====== Supplied information
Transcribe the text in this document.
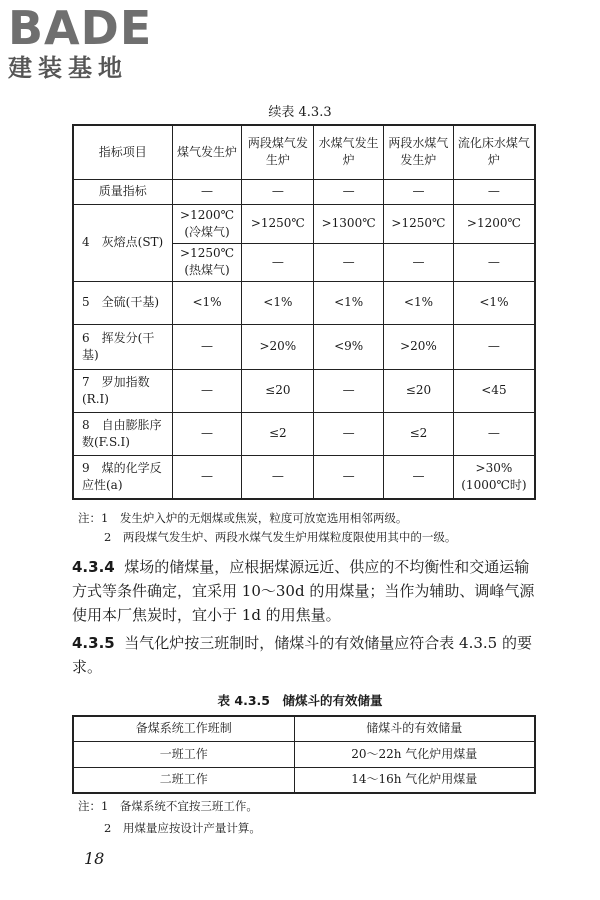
BADE
建装基地
续表 4.3.3
指标项目	煤气发生炉	两段煤气发生炉	水煤气发生炉	两段水煤气发生炉	流化床水煤气炉
质量指标	—	—	—	—	—
4　灰熔点(ST)	>1200℃(冷煤气)	>1250℃	>1300℃	>1250℃	>1200℃
	>1250℃(热煤气)	—	—	—	—
5　全硫(干基)	<1%	<1%	<1%	<1%	<1%
6　挥发分(干基)	—	>20%	<9%	>20%	—
7　罗加指数(R.I)	—	≤20	—	≤20	<45
8　自由膨胀序数(F.S.I)	—	≤2	—	≤2	—
9　煤的化学反应性(a)	—	—	—	—	>30%(1000℃时)
注：1　发生炉入炉的无烟煤或焦炭，粒度可放宽选用相邻两级。
2　两段煤气发生炉、两段水煤气发生炉用煤粒度限使用其中的一级。
4.3.4 煤场的储煤量，应根据煤源远近、供应的不均衡性和交通运输方式等条件确定，宜采用 10～30d 的用煤量；当作为辅助、调峰气源使用本厂焦炭时，宜小于 1d 的用焦量。
4.3.5 当气化炉按三班制时，储煤斗的有效储量应符合表 4.3.5 的要求。
表 4.3.5　储煤斗的有效储量
备煤系统工作班制	储煤斗的有效储量
一班工作	20～22h 气化炉用煤量
二班工作	14～16h 气化炉用煤量
注：1　备煤系统不宜按三班工作。
2　用煤量应按设计产量计算。
18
============
| Goal |
Copy the whole listing above word for word but do not carry over the pictures.

| Task answer |
Transcribe the text in this document.
BADE
建装基地
续表 4.3.3
指标项目	煤气发生炉	两段煤气发生炉	水煤气发生炉	两段水煤气发生炉	流化床水煤气炉
质量指标	—	—	—	—	—
4　灰熔点(ST)	>1200℃(冷煤气)	>1250℃	>1300℃	>1250℃	>1200℃
	>1250℃(热煤气)	—	—	—	—
5　全硫(干基)	<1%	<1%	<1%	<1%	<1%
6　挥发分(干基)	—	>20%	<9%	>20%	—
7　罗加指数(R.I)	—	≤20	—	≤20	<45
8　自由膨胀序数(F.S.I)	—	≤2	—	≤2	—
9　煤的化学反应性(a)	—	—	—	—	>30%(1000℃时)
注：1　发生炉入炉的无烟煤或焦炭，粒度可放宽选用相邻两级。
2　两段煤气发生炉、两段水煤气发生炉用煤粒度限使用其中的一级。
4.3.4 煤场的储煤量，应根据煤源远近、供应的不均衡性和交通运输方式等条件确定，宜采用 10～30d 的用煤量；当作为辅助、调峰气源使用本厂焦炭时，宜小于 1d 的用焦量。
4.3.5 当气化炉按三班制时，储煤斗的有效储量应符合表 4.3.5 的要求。
表 4.3.5　储煤斗的有效储量
备煤系统工作班制	储煤斗的有效储量
一班工作	20～22h 气化炉用煤量
二班工作	14～16h 气化炉用煤量
注：1　备煤系统不宜按三班工作。
2　用煤量应按设计产量计算。
18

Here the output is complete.